### [Instruction 1]
In the passage from the critique of the Terrorism Suppression Bill, starting with "Subsection one" and going on through "this legislation.", switch "armed conflict" to "war" and write out the result.
### [Instruction 2]
According to the critique of the Terrorism Suppression Bill, why is the Bill's definition of a terrorist act so important? Answer in one to three sentences.

### [Source passage]
A Critique of the Terrorism
Suppression Bill.
Prepared by David
Small,
Senior Lecturer in
Education, University of Canterbury
and Board member
of ARENA.
14 November 2001
Summary
• This
Bill represents a serious assault on civil liberties the right to dissent.
• It
bestows greater powers and less accountability on state agencies that have systematically
abused the powers they already have, especially in relation to the surveillance
and suppression of legitimate political activities.
• The
dangers in the Bill lie in two key definitions which are far too broad – a
"terrorist act" and "classified security information".
• The
safeguards proposed by the Bill are totally inadequate.
DEFINING "A TERRORIST ACT"
This definition
of a terrorist act is crucial because almost every other clause refers to
"one or more terrorist acts".
The definition is contained in Section 5 which is in four
subsections.
Subsection one
defines three possibilities for an act being "terrorist": that it
contravenes a specified terrorism convention; that it is a particular type of
act as part of an armed conflict; or that it falls within subsection two of
this legislation.

### [Data lines]
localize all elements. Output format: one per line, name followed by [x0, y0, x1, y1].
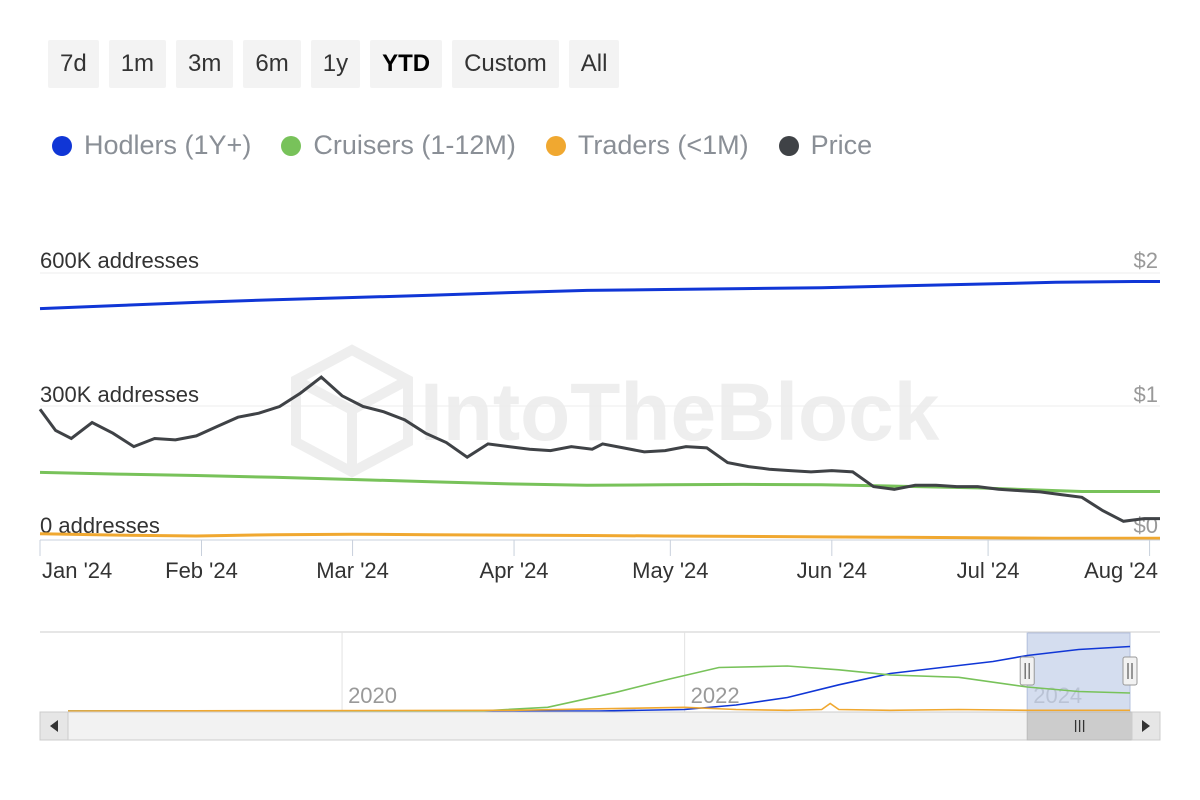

### [Output 1]
Subsection one
defines three possibilities for an act being "terrorist": that it
contravenes a specified terrorism convention; that it is a particular type of
act as part of an war; or that it falls within subsection two of
this legislation.

### [Output 2]
The definition is crucial because almost every other clause in the Bill refers to "one or more terrorist acts."